*Excerpted data:*
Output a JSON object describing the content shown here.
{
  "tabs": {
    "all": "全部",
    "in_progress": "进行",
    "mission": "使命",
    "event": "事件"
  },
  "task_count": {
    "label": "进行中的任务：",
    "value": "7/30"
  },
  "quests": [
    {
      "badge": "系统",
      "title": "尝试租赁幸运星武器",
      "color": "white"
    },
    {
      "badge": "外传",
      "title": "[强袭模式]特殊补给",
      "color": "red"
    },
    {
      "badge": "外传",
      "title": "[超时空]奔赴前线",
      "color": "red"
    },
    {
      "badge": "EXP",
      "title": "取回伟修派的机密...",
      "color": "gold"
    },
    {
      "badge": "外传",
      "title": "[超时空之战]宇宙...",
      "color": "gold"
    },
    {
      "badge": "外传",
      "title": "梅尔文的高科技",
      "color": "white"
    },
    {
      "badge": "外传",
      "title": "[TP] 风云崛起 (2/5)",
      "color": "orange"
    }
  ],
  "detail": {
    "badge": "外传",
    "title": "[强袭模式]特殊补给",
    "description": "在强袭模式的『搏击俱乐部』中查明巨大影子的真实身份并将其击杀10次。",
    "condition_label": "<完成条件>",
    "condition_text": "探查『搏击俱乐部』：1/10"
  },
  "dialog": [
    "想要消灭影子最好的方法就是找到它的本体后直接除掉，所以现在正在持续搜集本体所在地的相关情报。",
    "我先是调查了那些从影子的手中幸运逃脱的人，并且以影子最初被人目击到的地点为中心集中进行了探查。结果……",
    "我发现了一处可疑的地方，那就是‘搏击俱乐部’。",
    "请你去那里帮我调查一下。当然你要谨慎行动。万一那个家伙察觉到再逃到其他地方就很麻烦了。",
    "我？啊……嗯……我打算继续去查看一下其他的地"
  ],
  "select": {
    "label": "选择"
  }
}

*Aim of the exercise:* Copy every line of the material, please, keeping it exactly the same.

*Output of the exercise:*
Output a JSON object describing the content shown here.
{
  "tabs": {
    "all": "全部",
    "in_progress": "进行",
    "mission": "使命",
    "event": "事件"
  },
  "task_count": {
    "label": "进行中的任务：",
    "value": "7/30"
  },
  "quests": [
    {
      "badge": "系统",
      "title": "尝试租赁幸运星武器",
      "color": "white"
    },
    {
      "badge": "外传",
      "title": "[强袭模式]特殊补给",
      "color": "red"
    },
    {
      "badge": "外传",
      "title": "[超时空]奔赴前线",
      "color": "red"
    },
    {
      "badge": "EXP",
      "title": "取回伟修派的机密...",
      "color": "gold"
    },
    {
      "badge": "外传",
      "title": "[超时空之战]宇宙...",
      "color": "gold"
    },
    {
      "badge": "外传",
      "title": "梅尔文的高科技",
      "color": "white"
    },
    {
      "badge": "外传",
      "title": "[TP] 风云崛起 (2/5)",
      "color": "orange"
    }
  ],
  "detail": {
    "badge": "外传",
    "title": "[强袭模式]特殊补给",
    "description": "在强袭模式的『搏击俱乐部』中查明巨大影子的真实身份并将其击杀10次。",
    "condition_label": "<完成条件>",
    "condition_text": "探查『搏击俱乐部』：1/10"
  },
  "dialog": [
    "想要消灭影子最好的方法就是找到它的本体后直接除掉，所以现在正在持续搜集本体所在地的相关情报。",
    "我先是调查了那些从影子的手中幸运逃脱的人，并且以影子最初被人目击到的地点为中心集中进行了探查。结果……",
    "我发现了一处可疑的地方，那就是‘搏击俱乐部’。",
    "请你去那里帮我调查一下。当然你要谨慎行动。万一那个家伙察觉到再逃到其他地方就很麻烦了。",
    "我？啊……嗯……我打算继续去查看一下其他的地"
  ],
  "select": {
    "label": "选择"
  }
}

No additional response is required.